[Collected data entries]
-- start --

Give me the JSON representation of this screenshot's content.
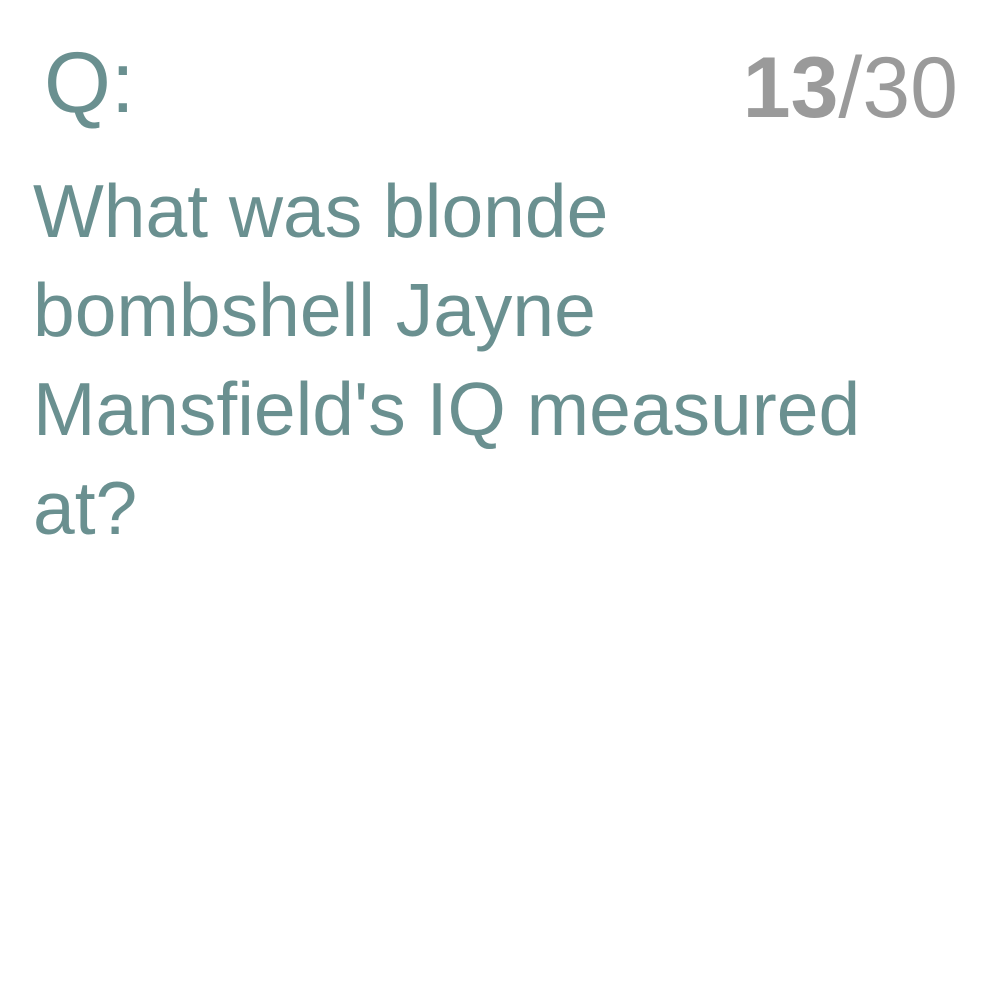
{
  "card": {
    "prefix": "Q:",
    "progress": {
      "current": "13",
      "separator": "/",
      "total": "30"
    },
    "question": "What was blonde bombshell Jayne Mansfield's IQ measured at?"
  },
  "colors": {
    "question_text": "#6a9090",
    "counter_text": "#9a9a9a",
    "background": "#ffffff"
  }
}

-- end --

#### [WRITTEN REQUEST]
Retype all of the entries exactly as written, leaving out any images.

#### [COMPLETE ANSWER]
Give me the JSON representation of this screenshot's content.
{
  "card": {
    "prefix": "Q:",
    "progress": {
      "current": "13",
      "separator": "/",
      "total": "30"
    },
    "question": "What was blonde bombshell Jayne Mansfield's IQ measured at?"
  },
  "colors": {
    "question_text": "#6a9090",
    "counter_text": "#9a9a9a",
    "background": "#ffffff"
  }
}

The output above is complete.